### TASK REQUIREMENTS
Return the listing word for word, as given.

### DATA FOR THIS TASK
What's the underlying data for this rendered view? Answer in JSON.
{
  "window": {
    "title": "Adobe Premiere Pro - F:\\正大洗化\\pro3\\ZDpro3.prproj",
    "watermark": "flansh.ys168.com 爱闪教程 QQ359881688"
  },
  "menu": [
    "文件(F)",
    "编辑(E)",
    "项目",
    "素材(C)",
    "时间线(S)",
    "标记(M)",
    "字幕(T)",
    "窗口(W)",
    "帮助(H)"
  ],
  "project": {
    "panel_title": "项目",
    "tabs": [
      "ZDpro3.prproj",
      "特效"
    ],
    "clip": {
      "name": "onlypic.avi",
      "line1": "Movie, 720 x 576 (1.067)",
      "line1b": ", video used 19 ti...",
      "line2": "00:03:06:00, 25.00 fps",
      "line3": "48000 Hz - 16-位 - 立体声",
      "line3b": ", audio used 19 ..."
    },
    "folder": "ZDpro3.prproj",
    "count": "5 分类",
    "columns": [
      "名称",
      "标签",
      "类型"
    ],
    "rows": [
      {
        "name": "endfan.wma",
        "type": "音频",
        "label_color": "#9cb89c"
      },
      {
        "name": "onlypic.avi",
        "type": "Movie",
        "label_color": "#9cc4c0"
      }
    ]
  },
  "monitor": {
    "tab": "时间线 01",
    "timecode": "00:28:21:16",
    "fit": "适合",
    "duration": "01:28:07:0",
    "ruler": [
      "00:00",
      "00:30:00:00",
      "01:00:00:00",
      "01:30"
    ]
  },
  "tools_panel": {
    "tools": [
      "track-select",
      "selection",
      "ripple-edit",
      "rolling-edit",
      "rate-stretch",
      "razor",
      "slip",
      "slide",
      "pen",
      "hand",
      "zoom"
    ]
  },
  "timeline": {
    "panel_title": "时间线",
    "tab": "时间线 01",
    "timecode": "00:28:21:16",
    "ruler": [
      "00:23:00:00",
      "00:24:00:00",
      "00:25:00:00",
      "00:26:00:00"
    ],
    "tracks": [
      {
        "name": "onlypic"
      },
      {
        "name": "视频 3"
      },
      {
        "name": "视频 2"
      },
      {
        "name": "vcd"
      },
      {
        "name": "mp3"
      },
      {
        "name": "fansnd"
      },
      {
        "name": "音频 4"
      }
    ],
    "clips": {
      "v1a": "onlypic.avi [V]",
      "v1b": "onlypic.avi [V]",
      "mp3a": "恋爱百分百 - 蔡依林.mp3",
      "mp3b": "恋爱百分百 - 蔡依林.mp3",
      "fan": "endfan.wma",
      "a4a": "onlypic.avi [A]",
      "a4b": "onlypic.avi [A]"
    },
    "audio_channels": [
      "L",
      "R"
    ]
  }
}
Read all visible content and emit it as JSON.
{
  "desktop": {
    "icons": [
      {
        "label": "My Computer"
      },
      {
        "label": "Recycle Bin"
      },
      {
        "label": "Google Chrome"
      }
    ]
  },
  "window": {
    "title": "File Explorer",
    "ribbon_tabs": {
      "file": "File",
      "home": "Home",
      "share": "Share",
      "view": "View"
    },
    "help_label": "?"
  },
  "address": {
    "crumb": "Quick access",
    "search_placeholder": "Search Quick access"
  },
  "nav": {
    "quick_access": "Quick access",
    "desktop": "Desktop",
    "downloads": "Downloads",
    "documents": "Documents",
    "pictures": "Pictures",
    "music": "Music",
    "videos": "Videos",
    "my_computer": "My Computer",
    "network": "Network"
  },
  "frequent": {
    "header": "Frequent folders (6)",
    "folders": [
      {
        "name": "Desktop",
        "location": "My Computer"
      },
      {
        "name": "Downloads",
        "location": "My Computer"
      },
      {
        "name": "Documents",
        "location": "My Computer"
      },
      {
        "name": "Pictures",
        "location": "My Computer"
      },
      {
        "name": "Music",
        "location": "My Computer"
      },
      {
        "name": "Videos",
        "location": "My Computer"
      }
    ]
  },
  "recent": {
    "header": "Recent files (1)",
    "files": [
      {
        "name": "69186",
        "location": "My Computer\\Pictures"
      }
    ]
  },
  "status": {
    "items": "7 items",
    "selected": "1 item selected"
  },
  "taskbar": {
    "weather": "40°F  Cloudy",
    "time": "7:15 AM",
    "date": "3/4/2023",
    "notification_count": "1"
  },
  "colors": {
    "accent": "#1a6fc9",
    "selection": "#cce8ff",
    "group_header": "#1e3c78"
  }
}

### OUTPUT OF THE TASK
What's the underlying data for this rendered view? Answer in JSON.
{
  "window": {
    "title": "Adobe Premiere Pro - F:\\正大洗化\\pro3\\ZDpro3.prproj",
    "watermark": "flansh.ys168.com 爱闪教程 QQ359881688"
  },
  "menu": [
    "文件(F)",
    "编辑(E)",
    "项目",
    "素材(C)",
    "时间线(S)",
    "标记(M)",
    "字幕(T)",
    "窗口(W)",
    "帮助(H)"
  ],
  "project": {
    "panel_title": "项目",
    "tabs": [
      "ZDpro3.prproj",
      "特效"
    ],
    "clip": {
      "name": "onlypic.avi",
      "line1": "Movie, 720 x 576 (1.067)",
      "line1b": ", video used 19 ti...",
      "line2": "00:03:06:00, 25.00 fps",
      "line3": "48000 Hz - 16-位 - 立体声",
      "line3b": ", audio used 19 ..."
    },
    "folder": "ZDpro3.prproj",
    "count": "5 分类",
    "columns": [
      "名称",
      "标签",
      "类型"
    ],
    "rows": [
      {
        "name": "endfan.wma",
        "type": "音频",
        "label_color": "#9cb89c"
      },
      {
        "name": "onlypic.avi",
        "type": "Movie",
        "label_color": "#9cc4c0"
      }
    ]
  },
  "monitor": {
    "tab": "时间线 01",
    "timecode": "00:28:21:16",
    "fit": "适合",
    "duration": "01:28:07:0",
    "ruler": [
      "00:00",
      "00:30:00:00",
      "01:00:00:00",
      "01:30"
    ]
  },
  "tools_panel": {
    "tools": [
      "track-select",
      "selection",
      "ripple-edit",
      "rolling-edit",
      "rate-stretch",
      "razor",
      "slip",
      "slide",
      "pen",
      "hand",
      "zoom"
    ]
  },
  "timeline": {
    "panel_title": "时间线",
    "tab": "时间线 01",
    "timecode": "00:28:21:16",
    "ruler": [
      "00:23:00:00",
      "00:24:00:00",
      "00:25:00:00",
      "00:26:00:00"
    ],
    "tracks": [
      {
        "name": "onlypic"
      },
      {
        "name": "视频 3"
      },
      {
        "name": "视频 2"
      },
      {
        "name": "vcd"
      },
      {
        "name": "mp3"
      },
      {
        "name": "fansnd"
      },
      {
        "name": "音频 4"
      }
    ],
    "clips": {
      "v1a": "onlypic.avi [V]",
      "v1b": "onlypic.avi [V]",
      "mp3a": "恋爱百分百 - 蔡依林.mp3",
      "mp3b": "恋爱百分百 - 蔡依林.mp3",
      "fan": "endfan.wma",
      "a4a": "onlypic.avi [A]",
      "a4b": "onlypic.avi [A]"
    },
    "audio_channels": [
      "L",
      "R"
    ]
  }
}
Read all visible content and emit it as JSON.
{
  "desktop": {
    "icons": [
      {
        "label": "My Computer"
      },
      {
        "label": "Recycle Bin"
      },
      {
        "label": "Google Chrome"
      }
    ]
  },
  "window": {
    "title": "File Explorer",
    "ribbon_tabs": {
      "file": "File",
      "home": "Home",
      "share": "Share",
      "view": "View"
    },
    "help_label": "?"
  },
  "address": {
    "crumb": "Quick access",
    "search_placeholder": "Search Quick access"
  },
  "nav": {
    "quick_access": "Quick access",
    "desktop": "Desktop",
    "downloads": "Downloads",
    "documents": "Documents",
    "pictures": "Pictures",
    "music": "Music",
    "videos": "Videos",
    "my_computer": "My Computer",
    "network": "Network"
  },
  "frequent": {
    "header": "Frequent folders (6)",
    "folders": [
      {
        "name": "Desktop",
        "location": "My Computer"
      },
      {
        "name": "Downloads",
        "location": "My Computer"
      },
      {
        "name": "Documents",
        "location": "My Computer"
      },
      {
        "name": "Pictures",
        "location": "My Computer"
      },
      {
        "name": "Music",
        "location": "My Computer"
      },
      {
        "name": "Videos",
        "location": "My Computer"
      }
    ]
  },
  "recent": {
    "header": "Recent files (1)",
    "files": [
      {
        "name": "69186",
        "location": "My Computer\\Pictures"
      }
    ]
  },
  "status": {
    "items": "7 items",
    "selected": "1 item selected"
  },
  "taskbar": {
    "weather": "40°F  Cloudy",
    "time": "7:15 AM",
    "date": "3/4/2023",
    "notification_count": "1"
  },
  "colors": {
    "accent": "#1a6fc9",
    "selection": "#cce8ff",
    "group_header": "#1e3c78"
  }
}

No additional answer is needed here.